STORED DATA —
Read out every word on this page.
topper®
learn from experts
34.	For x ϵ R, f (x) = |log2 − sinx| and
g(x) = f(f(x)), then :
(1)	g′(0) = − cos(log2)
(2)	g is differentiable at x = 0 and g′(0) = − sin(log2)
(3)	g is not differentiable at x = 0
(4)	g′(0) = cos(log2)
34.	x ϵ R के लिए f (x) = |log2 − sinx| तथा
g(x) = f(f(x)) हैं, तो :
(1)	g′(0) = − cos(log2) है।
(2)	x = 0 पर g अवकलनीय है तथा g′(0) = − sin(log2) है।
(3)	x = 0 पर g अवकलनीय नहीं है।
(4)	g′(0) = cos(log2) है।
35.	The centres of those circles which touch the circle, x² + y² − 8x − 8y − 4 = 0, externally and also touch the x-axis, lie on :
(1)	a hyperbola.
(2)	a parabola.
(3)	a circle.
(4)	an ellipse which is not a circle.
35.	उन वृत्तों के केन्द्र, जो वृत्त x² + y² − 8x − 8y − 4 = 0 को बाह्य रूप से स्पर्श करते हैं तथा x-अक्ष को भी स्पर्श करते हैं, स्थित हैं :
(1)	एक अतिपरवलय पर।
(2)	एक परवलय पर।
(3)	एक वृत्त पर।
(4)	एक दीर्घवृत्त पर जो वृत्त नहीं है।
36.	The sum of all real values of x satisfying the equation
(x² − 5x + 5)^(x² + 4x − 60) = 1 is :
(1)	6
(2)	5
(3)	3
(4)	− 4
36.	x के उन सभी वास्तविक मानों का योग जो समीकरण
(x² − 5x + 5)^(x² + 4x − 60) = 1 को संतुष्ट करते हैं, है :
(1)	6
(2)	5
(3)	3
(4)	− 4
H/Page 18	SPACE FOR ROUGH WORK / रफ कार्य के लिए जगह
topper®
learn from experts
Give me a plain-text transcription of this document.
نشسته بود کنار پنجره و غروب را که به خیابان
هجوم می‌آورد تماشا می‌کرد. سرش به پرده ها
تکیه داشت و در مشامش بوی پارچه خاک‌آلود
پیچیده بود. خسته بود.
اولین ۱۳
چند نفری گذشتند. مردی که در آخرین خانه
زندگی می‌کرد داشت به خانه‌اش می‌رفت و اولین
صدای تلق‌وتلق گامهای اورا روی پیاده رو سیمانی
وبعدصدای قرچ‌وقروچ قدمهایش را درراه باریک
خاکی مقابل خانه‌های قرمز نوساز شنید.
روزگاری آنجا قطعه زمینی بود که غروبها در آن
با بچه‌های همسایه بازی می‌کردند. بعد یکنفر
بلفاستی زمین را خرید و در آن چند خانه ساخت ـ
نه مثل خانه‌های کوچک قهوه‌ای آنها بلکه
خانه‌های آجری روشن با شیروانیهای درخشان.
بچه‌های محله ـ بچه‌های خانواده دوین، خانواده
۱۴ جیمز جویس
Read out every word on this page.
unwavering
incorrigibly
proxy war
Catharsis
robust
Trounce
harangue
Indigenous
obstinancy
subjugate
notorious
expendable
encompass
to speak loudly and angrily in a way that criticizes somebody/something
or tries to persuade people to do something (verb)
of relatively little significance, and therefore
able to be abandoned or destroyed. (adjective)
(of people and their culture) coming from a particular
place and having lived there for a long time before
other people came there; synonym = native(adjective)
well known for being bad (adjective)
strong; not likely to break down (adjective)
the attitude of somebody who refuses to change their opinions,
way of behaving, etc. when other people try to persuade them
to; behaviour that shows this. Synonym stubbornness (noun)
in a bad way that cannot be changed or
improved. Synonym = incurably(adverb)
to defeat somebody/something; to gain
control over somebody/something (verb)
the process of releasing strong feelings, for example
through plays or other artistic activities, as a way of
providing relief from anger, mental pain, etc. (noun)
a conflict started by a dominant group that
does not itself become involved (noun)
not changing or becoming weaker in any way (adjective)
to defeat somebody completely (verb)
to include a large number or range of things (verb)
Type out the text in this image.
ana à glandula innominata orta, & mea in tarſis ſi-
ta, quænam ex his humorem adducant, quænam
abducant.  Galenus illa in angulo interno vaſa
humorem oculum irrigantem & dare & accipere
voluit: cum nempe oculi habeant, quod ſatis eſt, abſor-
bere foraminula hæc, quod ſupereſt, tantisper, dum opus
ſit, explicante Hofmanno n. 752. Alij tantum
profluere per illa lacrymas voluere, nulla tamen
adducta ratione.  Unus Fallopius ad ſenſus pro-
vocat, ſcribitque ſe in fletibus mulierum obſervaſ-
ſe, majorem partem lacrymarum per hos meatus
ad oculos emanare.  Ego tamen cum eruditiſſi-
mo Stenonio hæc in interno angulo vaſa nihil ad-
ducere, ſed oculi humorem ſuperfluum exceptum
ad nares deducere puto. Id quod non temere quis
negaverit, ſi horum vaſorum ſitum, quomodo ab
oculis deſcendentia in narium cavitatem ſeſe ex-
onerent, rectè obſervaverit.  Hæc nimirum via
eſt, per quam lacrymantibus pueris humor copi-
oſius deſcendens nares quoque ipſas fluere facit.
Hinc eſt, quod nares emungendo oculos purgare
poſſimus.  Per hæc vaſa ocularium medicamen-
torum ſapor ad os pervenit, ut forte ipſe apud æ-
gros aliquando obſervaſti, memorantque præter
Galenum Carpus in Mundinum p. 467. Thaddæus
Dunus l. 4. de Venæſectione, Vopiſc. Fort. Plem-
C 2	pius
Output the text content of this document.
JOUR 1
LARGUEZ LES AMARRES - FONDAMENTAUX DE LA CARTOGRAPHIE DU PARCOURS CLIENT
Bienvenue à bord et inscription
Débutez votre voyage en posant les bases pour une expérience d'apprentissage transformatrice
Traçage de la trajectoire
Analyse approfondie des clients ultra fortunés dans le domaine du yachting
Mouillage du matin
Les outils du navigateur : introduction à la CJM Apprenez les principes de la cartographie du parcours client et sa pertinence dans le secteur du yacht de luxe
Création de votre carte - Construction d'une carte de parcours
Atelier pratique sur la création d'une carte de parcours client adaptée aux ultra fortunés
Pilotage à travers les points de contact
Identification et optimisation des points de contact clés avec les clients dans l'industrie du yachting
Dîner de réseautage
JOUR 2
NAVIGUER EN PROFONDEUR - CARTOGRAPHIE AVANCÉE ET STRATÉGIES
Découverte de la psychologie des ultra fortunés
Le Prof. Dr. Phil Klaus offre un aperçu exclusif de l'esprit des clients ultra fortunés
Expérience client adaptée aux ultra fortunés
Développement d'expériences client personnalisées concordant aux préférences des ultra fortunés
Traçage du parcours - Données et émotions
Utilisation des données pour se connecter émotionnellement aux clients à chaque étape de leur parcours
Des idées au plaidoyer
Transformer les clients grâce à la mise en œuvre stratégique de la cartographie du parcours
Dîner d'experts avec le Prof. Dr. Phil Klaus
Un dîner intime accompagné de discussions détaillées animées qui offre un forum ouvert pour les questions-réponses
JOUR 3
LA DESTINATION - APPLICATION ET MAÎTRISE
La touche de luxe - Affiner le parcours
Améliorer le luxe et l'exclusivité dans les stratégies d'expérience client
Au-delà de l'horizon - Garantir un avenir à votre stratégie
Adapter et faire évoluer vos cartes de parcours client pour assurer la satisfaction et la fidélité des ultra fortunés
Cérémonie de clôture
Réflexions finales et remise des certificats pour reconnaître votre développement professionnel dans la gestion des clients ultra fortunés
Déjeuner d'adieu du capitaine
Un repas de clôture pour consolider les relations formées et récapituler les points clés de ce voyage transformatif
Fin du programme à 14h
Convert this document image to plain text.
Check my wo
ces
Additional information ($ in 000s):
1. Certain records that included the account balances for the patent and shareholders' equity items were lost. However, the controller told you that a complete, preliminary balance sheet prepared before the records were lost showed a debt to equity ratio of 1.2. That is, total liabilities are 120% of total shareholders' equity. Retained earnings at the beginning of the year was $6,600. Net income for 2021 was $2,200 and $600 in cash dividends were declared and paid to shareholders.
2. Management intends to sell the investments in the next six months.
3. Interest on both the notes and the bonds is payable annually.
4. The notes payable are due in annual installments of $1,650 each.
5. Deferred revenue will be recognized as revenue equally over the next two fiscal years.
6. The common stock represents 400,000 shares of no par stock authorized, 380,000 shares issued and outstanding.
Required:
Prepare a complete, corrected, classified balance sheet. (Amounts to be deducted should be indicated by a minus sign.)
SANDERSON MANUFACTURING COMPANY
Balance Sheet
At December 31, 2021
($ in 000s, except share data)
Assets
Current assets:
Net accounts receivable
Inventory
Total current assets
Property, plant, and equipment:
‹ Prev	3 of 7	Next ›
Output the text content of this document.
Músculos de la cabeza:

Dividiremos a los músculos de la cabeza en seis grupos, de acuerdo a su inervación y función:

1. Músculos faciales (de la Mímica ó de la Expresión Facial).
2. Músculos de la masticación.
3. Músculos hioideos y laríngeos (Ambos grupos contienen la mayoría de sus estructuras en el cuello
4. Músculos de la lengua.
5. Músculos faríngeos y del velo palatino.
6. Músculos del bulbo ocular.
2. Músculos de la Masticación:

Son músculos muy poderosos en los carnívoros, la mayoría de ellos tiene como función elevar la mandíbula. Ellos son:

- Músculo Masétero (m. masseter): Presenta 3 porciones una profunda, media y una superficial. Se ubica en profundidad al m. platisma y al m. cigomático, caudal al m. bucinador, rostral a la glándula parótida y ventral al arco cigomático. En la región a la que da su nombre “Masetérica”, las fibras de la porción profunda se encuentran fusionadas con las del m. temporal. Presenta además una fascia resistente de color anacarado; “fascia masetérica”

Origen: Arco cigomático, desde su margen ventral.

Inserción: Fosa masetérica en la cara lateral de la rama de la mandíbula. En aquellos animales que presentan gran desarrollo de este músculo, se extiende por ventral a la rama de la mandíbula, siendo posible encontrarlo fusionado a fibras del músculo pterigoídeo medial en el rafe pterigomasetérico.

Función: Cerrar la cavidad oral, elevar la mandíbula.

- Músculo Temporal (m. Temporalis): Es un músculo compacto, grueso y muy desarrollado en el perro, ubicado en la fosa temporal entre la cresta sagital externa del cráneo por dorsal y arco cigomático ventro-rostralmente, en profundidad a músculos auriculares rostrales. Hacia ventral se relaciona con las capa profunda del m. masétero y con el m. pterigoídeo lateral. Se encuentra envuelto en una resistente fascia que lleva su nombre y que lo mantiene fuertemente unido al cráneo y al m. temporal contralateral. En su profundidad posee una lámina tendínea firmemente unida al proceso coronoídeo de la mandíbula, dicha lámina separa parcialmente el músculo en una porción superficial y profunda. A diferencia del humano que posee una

REQUEST —
Which lines above hold the word "circle"? Copy each of them.

CORRECT RESPONSE —
35.	The centres of those circles which touch the circle, x² + y² − 8x − 8y − 4 = 0, externally and also touch the x-axis, lie on :
(3)	a circle.
(4)	an ellipse which is not a circle.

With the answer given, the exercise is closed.